> Directive:
How many of the lines below include "соединений"? Give the number and no other words.

— begin Provided records —

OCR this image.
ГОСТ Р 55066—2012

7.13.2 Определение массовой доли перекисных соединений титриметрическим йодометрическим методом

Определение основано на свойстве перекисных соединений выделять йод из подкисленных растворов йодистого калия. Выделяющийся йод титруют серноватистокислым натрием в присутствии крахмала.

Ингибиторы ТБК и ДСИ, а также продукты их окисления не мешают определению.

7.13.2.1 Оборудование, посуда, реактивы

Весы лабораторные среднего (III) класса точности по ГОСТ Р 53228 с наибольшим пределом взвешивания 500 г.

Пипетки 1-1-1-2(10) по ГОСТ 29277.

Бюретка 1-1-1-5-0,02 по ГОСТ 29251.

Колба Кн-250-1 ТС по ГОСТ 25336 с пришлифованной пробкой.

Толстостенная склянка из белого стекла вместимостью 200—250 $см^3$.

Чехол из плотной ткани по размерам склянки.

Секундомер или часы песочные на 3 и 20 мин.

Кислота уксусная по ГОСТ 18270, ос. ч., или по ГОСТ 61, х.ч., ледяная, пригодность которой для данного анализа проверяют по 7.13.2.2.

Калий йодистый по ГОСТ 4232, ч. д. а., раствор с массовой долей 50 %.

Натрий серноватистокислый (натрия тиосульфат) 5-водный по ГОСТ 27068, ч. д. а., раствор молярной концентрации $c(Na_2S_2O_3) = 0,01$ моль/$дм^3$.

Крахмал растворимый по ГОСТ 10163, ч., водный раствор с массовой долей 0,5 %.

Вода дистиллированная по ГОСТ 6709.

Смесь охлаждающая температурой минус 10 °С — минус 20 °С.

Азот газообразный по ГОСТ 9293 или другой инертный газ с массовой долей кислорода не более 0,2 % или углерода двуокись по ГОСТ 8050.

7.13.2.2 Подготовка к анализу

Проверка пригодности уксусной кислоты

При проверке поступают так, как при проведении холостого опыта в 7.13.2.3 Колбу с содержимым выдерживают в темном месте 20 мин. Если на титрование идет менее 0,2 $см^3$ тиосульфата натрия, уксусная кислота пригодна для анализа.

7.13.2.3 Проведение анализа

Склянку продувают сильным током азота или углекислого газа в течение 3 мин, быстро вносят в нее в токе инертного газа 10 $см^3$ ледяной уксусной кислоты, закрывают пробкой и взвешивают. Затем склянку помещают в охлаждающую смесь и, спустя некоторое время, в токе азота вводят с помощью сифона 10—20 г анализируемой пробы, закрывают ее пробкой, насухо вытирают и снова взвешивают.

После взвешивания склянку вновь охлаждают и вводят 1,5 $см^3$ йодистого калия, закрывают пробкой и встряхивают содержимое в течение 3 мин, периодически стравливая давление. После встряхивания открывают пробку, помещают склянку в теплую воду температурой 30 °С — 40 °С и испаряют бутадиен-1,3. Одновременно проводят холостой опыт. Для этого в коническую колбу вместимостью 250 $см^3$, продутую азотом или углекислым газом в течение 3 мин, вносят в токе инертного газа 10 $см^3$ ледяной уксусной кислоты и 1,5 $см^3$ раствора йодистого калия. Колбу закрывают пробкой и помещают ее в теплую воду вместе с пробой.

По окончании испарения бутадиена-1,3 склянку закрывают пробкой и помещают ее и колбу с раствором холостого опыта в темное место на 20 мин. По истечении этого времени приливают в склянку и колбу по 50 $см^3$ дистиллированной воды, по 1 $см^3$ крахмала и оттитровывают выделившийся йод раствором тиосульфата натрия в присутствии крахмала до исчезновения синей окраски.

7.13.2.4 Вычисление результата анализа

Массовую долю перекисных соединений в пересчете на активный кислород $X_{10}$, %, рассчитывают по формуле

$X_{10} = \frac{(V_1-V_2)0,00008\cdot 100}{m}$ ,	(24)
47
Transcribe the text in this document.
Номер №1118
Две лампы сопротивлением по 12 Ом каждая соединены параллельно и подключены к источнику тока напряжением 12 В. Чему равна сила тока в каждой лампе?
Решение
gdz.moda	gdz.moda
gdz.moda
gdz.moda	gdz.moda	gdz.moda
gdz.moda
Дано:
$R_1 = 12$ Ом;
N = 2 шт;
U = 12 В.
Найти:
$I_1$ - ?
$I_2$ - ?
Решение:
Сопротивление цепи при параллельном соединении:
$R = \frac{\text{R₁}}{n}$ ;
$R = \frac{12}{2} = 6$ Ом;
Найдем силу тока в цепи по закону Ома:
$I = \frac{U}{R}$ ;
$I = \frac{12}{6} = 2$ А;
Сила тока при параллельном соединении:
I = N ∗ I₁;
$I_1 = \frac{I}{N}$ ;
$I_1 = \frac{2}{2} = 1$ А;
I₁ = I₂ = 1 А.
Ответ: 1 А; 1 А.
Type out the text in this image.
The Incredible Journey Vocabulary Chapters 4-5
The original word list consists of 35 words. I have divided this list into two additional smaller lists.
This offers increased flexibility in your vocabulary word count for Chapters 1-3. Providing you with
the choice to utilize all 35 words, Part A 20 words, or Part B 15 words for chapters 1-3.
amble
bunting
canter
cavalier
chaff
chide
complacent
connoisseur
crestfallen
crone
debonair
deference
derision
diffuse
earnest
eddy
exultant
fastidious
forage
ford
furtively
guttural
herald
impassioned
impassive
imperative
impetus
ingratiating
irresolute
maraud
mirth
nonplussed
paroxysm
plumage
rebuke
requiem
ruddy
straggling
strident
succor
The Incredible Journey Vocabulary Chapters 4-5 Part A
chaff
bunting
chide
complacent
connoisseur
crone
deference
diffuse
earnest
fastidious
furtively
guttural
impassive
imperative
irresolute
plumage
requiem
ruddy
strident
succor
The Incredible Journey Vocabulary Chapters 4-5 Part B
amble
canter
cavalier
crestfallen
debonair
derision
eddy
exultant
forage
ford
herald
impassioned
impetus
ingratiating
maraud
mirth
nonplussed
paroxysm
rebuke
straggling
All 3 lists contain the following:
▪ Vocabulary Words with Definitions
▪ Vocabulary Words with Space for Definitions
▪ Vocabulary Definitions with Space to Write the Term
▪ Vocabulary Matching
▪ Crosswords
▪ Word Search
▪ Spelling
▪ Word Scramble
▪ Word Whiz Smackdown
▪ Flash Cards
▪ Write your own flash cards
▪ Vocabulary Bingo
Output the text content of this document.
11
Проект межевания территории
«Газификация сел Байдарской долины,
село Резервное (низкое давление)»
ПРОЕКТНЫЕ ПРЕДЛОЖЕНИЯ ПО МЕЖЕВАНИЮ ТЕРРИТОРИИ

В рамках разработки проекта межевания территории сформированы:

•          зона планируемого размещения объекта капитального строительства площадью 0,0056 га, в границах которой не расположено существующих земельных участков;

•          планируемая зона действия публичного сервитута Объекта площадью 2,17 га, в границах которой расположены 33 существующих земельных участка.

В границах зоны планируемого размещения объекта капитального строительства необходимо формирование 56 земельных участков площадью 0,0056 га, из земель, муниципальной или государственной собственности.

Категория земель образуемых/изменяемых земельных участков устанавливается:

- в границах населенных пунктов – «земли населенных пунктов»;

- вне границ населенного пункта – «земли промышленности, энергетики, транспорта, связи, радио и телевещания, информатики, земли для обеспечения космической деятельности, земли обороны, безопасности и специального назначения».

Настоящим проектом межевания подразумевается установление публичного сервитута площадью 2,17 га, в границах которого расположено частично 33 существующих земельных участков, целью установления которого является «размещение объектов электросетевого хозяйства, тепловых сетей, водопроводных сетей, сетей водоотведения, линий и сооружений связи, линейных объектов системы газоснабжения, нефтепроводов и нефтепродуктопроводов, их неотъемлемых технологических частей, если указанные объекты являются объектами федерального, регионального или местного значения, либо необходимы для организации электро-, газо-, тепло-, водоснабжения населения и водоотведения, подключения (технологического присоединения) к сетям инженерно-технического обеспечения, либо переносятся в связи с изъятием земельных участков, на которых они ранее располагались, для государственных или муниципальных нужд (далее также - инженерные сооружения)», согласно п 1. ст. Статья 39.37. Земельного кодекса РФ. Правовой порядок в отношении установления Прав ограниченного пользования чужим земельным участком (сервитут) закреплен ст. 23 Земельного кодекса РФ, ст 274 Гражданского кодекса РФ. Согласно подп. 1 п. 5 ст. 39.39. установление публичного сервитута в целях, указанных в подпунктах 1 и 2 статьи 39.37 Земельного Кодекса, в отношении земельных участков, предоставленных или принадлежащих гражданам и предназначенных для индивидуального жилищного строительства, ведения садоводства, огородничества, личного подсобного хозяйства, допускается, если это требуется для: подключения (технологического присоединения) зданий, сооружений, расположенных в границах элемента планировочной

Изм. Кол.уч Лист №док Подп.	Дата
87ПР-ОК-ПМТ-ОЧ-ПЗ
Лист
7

— end Provided records —

> Finished answer:
3